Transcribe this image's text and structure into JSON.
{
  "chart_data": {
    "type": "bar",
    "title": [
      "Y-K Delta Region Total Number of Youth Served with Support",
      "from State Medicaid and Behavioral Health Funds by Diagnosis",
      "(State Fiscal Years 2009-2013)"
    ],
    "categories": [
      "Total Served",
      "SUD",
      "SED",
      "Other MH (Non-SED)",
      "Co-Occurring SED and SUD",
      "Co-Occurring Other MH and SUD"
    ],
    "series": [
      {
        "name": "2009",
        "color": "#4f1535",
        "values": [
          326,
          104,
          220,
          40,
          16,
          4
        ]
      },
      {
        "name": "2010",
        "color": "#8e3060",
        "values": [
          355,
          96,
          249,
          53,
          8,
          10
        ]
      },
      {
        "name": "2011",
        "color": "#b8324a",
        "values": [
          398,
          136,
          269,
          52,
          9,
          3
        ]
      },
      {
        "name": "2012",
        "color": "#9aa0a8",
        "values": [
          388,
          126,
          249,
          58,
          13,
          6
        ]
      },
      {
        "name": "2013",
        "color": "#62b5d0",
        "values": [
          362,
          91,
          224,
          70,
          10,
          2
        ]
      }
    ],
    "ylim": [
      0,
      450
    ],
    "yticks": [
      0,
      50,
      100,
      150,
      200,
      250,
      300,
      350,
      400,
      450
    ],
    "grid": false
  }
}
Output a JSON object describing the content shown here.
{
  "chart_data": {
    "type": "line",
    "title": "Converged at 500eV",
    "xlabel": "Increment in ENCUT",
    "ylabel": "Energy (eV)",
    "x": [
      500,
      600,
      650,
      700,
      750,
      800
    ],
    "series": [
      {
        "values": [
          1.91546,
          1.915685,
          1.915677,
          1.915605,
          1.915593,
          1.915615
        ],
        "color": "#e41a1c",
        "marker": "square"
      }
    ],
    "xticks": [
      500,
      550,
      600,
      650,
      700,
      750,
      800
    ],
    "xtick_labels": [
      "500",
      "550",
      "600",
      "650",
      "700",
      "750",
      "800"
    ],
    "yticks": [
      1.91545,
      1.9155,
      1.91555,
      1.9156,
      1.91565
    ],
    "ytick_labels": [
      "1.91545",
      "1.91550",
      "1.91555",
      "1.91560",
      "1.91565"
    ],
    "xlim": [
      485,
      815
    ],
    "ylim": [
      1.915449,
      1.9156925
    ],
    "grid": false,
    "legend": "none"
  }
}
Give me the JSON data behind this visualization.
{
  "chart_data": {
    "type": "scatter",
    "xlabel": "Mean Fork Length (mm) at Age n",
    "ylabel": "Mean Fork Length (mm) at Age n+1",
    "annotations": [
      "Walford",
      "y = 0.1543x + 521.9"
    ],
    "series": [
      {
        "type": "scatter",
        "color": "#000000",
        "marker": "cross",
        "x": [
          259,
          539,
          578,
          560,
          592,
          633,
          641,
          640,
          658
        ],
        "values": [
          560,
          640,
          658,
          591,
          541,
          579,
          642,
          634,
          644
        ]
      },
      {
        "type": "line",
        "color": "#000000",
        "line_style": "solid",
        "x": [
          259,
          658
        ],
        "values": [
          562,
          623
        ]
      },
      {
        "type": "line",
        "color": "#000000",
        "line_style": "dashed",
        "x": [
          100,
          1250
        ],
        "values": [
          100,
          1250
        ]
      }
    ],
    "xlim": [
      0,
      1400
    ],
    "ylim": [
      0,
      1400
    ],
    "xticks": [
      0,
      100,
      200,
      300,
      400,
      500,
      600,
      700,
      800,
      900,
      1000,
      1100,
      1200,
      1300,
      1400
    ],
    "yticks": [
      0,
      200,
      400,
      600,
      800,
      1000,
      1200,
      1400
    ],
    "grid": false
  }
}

::::::::::

▶ **Work instructions**
Output all of the material, please, exactly as it stands.

▶ **Answer to this problem**
Transcribe this image's text and structure into JSON.
{
  "chart_data": {
    "type": "bar",
    "title": [
      "Y-K Delta Region Total Number of Youth Served with Support",
      "from State Medicaid and Behavioral Health Funds by Diagnosis",
      "(State Fiscal Years 2009-2013)"
    ],
    "categories": [
      "Total Served",
      "SUD",
      "SED",
      "Other MH (Non-SED)",
      "Co-Occurring SED and SUD",
      "Co-Occurring Other MH and SUD"
    ],
    "series": [
      {
        "name": "2009",
        "color": "#4f1535",
        "values": [
          326,
          104,
          220,
          40,
          16,
          4
        ]
      },
      {
        "name": "2010",
        "color": "#8e3060",
        "values": [
          355,
          96,
          249,
          53,
          8,
          10
        ]
      },
      {
        "name": "2011",
        "color": "#b8324a",
        "values": [
          398,
          136,
          269,
          52,
          9,
          3
        ]
      },
      {
        "name": "2012",
        "color": "#9aa0a8",
        "values": [
          388,
          126,
          249,
          58,
          13,
          6
        ]
      },
      {
        "name": "2013",
        "color": "#62b5d0",
        "values": [
          362,
          91,
          224,
          70,
          10,
          2
        ]
      }
    ],
    "ylim": [
      0,
      450
    ],
    "yticks": [
      0,
      50,
      100,
      150,
      200,
      250,
      300,
      350,
      400,
      450
    ],
    "grid": false
  }
}
Output a JSON object describing the content shown here.
{
  "chart_data": {
    "type": "line",
    "title": "Converged at 500eV",
    "xlabel": "Increment in ENCUT",
    "ylabel": "Energy (eV)",
    "x": [
      500,
      600,
      650,
      700,
      750,
      800
    ],
    "series": [
      {
        "values": [
          1.91546,
          1.915685,
          1.915677,
          1.915605,
          1.915593,
          1.915615
        ],
        "color": "#e41a1c",
        "marker": "square"
      }
    ],
    "xticks": [
      500,
      550,
      600,
      650,
      700,
      750,
      800
    ],
    "xtick_labels": [
      "500",
      "550",
      "600",
      "650",
      "700",
      "750",
      "800"
    ],
    "yticks": [
      1.91545,
      1.9155,
      1.91555,
      1.9156,
      1.91565
    ],
    "ytick_labels": [
      "1.91545",
      "1.91550",
      "1.91555",
      "1.91560",
      "1.91565"
    ],
    "xlim": [
      485,
      815
    ],
    "ylim": [
      1.915449,
      1.9156925
    ],
    "grid": false,
    "legend": "none"
  }
}
Give me the JSON data behind this visualization.
{
  "chart_data": {
    "type": "scatter",
    "xlabel": "Mean Fork Length (mm) at Age n",
    "ylabel": "Mean Fork Length (mm) at Age n+1",
    "annotations": [
      "Walford",
      "y = 0.1543x + 521.9"
    ],
    "series": [
      {
        "type": "scatter",
        "color": "#000000",
        "marker": "cross",
        "x": [
          259,
          539,
          578,
          560,
          592,
          633,
          641,
          640,
          658
        ],
        "values": [
          560,
          640,
          658,
          591,
          541,
          579,
          642,
          634,
          644
        ]
      },
      {
        "type": "line",
        "color": "#000000",
        "line_style": "solid",
        "x": [
          259,
          658
        ],
        "values": [
          562,
          623
        ]
      },
      {
        "type": "line",
        "color": "#000000",
        "line_style": "dashed",
        "x": [
          100,
          1250
        ],
        "values": [
          100,
          1250
        ]
      }
    ],
    "xlim": [
      0,
      1400
    ],
    "ylim": [
      0,
      1400
    ],
    "xticks": [
      0,
      100,
      200,
      300,
      400,
      500,
      600,
      700,
      800,
      900,
      1000,
      1100,
      1200,
      1300,
      1400
    ],
    "yticks": [
      0,
      200,
      400,
      600,
      800,
      1000,
      1200,
      1400
    ],
    "grid": false
  }
}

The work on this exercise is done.